→ Source material:
···
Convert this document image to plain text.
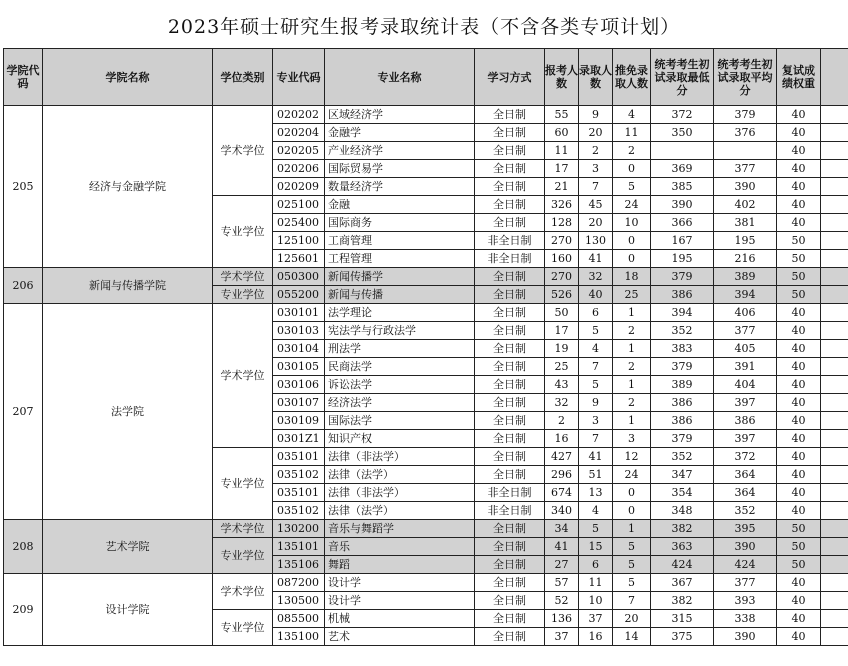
2023年硕士研究生报考录取统计表（不含各类专项计划）
学院代码	学院名称	学位类别	专业代码	专业名称	学习方式	报考人数	录取人数	推免录取人数	统考考生初试录取最低分	统考考生初试录取平均分	复试成绩权重	
205	经济与金融学院	学术学位	020202	区域经济学	全日制	55	9	4	372	379	40	
			020204	金融学	全日制	60	20	11	350	376	40	
			020205	产业经济学	全日制	11	2	2			40	
			020206	国际贸易学	全日制	17	3	0	369	377	40	
			020209	数量经济学	全日制	21	7	5	385	390	40	
		专业学位	025100	金融	全日制	326	45	24	390	402	40	
			025400	国际商务	全日制	128	20	10	366	381	40	
			125100	工商管理	非全日制	270	130	0	167	195	50	
			125601	工程管理	非全日制	160	41	0	195	216	50	
206	新闻与传播学院	学术学位	050300	新闻传播学	全日制	270	32	18	379	389	50	
		专业学位	055200	新闻与传播	全日制	526	40	25	386	394	50	
207	法学院	学术学位	030101	法学理论	全日制	50	6	1	394	406	40	
			030103	宪法学与行政法学	全日制	17	5	2	352	377	40	
			030104	刑法学	全日制	19	4	1	383	405	40	
			030105	民商法学	全日制	25	7	2	379	391	40	
			030106	诉讼法学	全日制	43	5	1	389	404	40	
			030107	经济法学	全日制	32	9	2	386	397	40	
			030109	国际法学	全日制	2	3	1	386	386	40	
			0301Z1	知识产权	全日制	16	7	3	379	397	40	
		专业学位	035101	法律（非法学）	全日制	427	41	12	352	372	40	
			035102	法律（法学）	全日制	296	51	24	347	364	40	
			035101	法律（非法学）	非全日制	674	13	0	354	364	40	
			035102	法律（法学）	非全日制	340	4	0	348	352	40	
208	艺术学院	学术学位	130200	音乐与舞蹈学	全日制	34	5	1	382	395	50	
		专业学位	135101	音乐	全日制	41	15	5	363	390	50	
			135106	舞蹈	全日制	27	6	5	424	424	50	
209	设计学院	学术学位	087200	设计学	全日制	57	11	5	367	377	40	
			130500	设计学	全日制	52	10	7	382	393	40	
		专业学位	085500	机械	全日制	136	37	20	315	338	40	
			135100	艺术	全日制	37	16	14	375	390	40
···
Show all lines in the entries above where the string "非全日制" appears.

→ Worked solution:
			125100	工商管理	非全日制	270	130	0	167	195	50	
			125601	工程管理	非全日制	160	41	0	195	216	50	
			035101	法律（非法学）	非全日制	674	13	0	354	364	40	
			035102	法律（法学）	非全日制	340	4	0	348	352	40	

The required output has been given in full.